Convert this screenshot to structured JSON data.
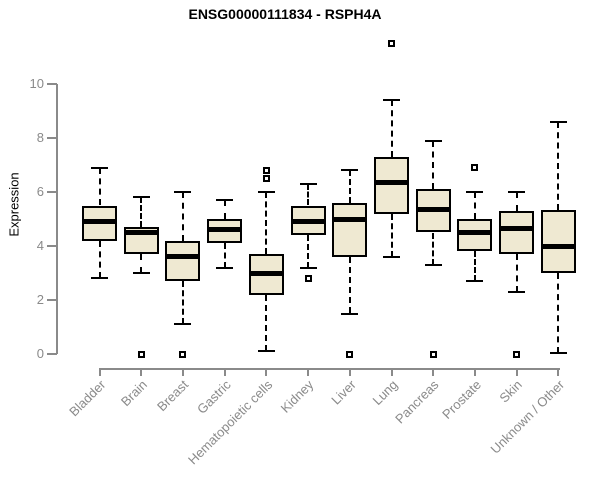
{
  "chart_data": {
    "type": "boxplot",
    "title": "ENSG00000111834 - RSPH4A",
    "ylabel": "Expression",
    "xlabel": "",
    "ylim": [
      0,
      10
    ],
    "yticks": [
      0,
      2,
      4,
      6,
      8,
      10
    ],
    "grid": false,
    "legend": "none",
    "categories": [
      "Bladder",
      "Brain",
      "Breast",
      "Gastric",
      "Hematopoietic cells",
      "Kidney",
      "Liver",
      "Lung",
      "Pancreas",
      "Prostate",
      "Skin",
      "Unknown / Other"
    ],
    "boxes": [
      {
        "category": "Bladder",
        "whisker_low": 2.8,
        "q1": 4.2,
        "median": 4.9,
        "q3": 5.5,
        "whisker_high": 6.9,
        "outliers": []
      },
      {
        "category": "Brain",
        "whisker_low": 3.0,
        "q1": 3.7,
        "median": 4.5,
        "q3": 4.7,
        "whisker_high": 5.8,
        "outliers": [
          0
        ]
      },
      {
        "category": "Breast",
        "whisker_low": 1.1,
        "q1": 2.7,
        "median": 3.6,
        "q3": 4.2,
        "whisker_high": 6.0,
        "outliers": [
          0
        ]
      },
      {
        "category": "Gastric",
        "whisker_low": 3.2,
        "q1": 4.1,
        "median": 4.6,
        "q3": 5.0,
        "whisker_high": 5.7,
        "outliers": []
      },
      {
        "category": "Hematopoietic cells",
        "whisker_low": 0.1,
        "q1": 2.2,
        "median": 3.0,
        "q3": 3.7,
        "whisker_high": 6.0,
        "outliers": [
          6.5,
          6.8
        ]
      },
      {
        "category": "Kidney",
        "whisker_low": 3.2,
        "q1": 4.4,
        "median": 4.9,
        "q3": 5.5,
        "whisker_high": 6.3,
        "outliers": [
          2.8
        ]
      },
      {
        "category": "Liver",
        "whisker_low": 1.5,
        "q1": 3.6,
        "median": 5.0,
        "q3": 5.6,
        "whisker_high": 6.8,
        "outliers": [
          0
        ]
      },
      {
        "category": "Lung",
        "whisker_low": 3.6,
        "q1": 5.2,
        "median": 6.35,
        "q3": 7.3,
        "whisker_high": 9.4,
        "outliers": [
          11.5
        ]
      },
      {
        "category": "Pancreas",
        "whisker_low": 3.3,
        "q1": 4.5,
        "median": 5.35,
        "q3": 6.1,
        "whisker_high": 7.9,
        "outliers": [
          0
        ]
      },
      {
        "category": "Prostate",
        "whisker_low": 2.7,
        "q1": 3.8,
        "median": 4.5,
        "q3": 5.0,
        "whisker_high": 6.0,
        "outliers": [
          6.9
        ]
      },
      {
        "category": "Skin",
        "whisker_low": 2.3,
        "q1": 3.7,
        "median": 4.65,
        "q3": 5.3,
        "whisker_high": 6.0,
        "outliers": [
          0
        ]
      },
      {
        "category": "Unknown / Other",
        "whisker_low": 0.05,
        "q1": 3.0,
        "median": 4.0,
        "q3": 5.35,
        "whisker_high": 8.6,
        "outliers": []
      }
    ],
    "colors": {
      "box_fill": "#EFE9D2",
      "box_border": "#000000",
      "median": "#000000",
      "whisker": "#000000",
      "axis": "#8a8a8a",
      "tick_label": "#8a8a8a",
      "title": "#000000"
    }
  }
}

= = = = =

» **Your objective**
Without the pictures, reproduce every line of the records above exactly.

» **Response area**
Convert this screenshot to structured JSON data.
{
  "chart_data": {
    "type": "boxplot",
    "title": "ENSG00000111834 - RSPH4A",
    "ylabel": "Expression",
    "xlabel": "",
    "ylim": [
      0,
      10
    ],
    "yticks": [
      0,
      2,
      4,
      6,
      8,
      10
    ],
    "grid": false,
    "legend": "none",
    "categories": [
      "Bladder",
      "Brain",
      "Breast",
      "Gastric",
      "Hematopoietic cells",
      "Kidney",
      "Liver",
      "Lung",
      "Pancreas",
      "Prostate",
      "Skin",
      "Unknown / Other"
    ],
    "boxes": [
      {
        "category": "Bladder",
        "whisker_low": 2.8,
        "q1": 4.2,
        "median": 4.9,
        "q3": 5.5,
        "whisker_high": 6.9,
        "outliers": []
      },
      {
        "category": "Brain",
        "whisker_low": 3.0,
        "q1": 3.7,
        "median": 4.5,
        "q3": 4.7,
        "whisker_high": 5.8,
        "outliers": [
          0
        ]
      },
      {
        "category": "Breast",
        "whisker_low": 1.1,
        "q1": 2.7,
        "median": 3.6,
        "q3": 4.2,
        "whisker_high": 6.0,
        "outliers": [
          0
        ]
      },
      {
        "category": "Gastric",
        "whisker_low": 3.2,
        "q1": 4.1,
        "median": 4.6,
        "q3": 5.0,
        "whisker_high": 5.7,
        "outliers": []
      },
      {
        "category": "Hematopoietic cells",
        "whisker_low": 0.1,
        "q1": 2.2,
        "median": 3.0,
        "q3": 3.7,
        "whisker_high": 6.0,
        "outliers": [
          6.5,
          6.8
        ]
      },
      {
        "category": "Kidney",
        "whisker_low": 3.2,
        "q1": 4.4,
        "median": 4.9,
        "q3": 5.5,
        "whisker_high": 6.3,
        "outliers": [
          2.8
        ]
      },
      {
        "category": "Liver",
        "whisker_low": 1.5,
        "q1": 3.6,
        "median": 5.0,
        "q3": 5.6,
        "whisker_high": 6.8,
        "outliers": [
          0
        ]
      },
      {
        "category": "Lung",
        "whisker_low": 3.6,
        "q1": 5.2,
        "median": 6.35,
        "q3": 7.3,
        "whisker_high": 9.4,
        "outliers": [
          11.5
        ]
      },
      {
        "category": "Pancreas",
        "whisker_low": 3.3,
        "q1": 4.5,
        "median": 5.35,
        "q3": 6.1,
        "whisker_high": 7.9,
        "outliers": [
          0
        ]
      },
      {
        "category": "Prostate",
        "whisker_low": 2.7,
        "q1": 3.8,
        "median": 4.5,
        "q3": 5.0,
        "whisker_high": 6.0,
        "outliers": [
          6.9
        ]
      },
      {
        "category": "Skin",
        "whisker_low": 2.3,
        "q1": 3.7,
        "median": 4.65,
        "q3": 5.3,
        "whisker_high": 6.0,
        "outliers": [
          0
        ]
      },
      {
        "category": "Unknown / Other",
        "whisker_low": 0.05,
        "q1": 3.0,
        "median": 4.0,
        "q3": 5.35,
        "whisker_high": 8.6,
        "outliers": []
      }
    ],
    "colors": {
      "box_fill": "#EFE9D2",
      "box_border": "#000000",
      "median": "#000000",
      "whisker": "#000000",
      "axis": "#8a8a8a",
      "tick_label": "#8a8a8a",
      "title": "#000000"
    }
  }
}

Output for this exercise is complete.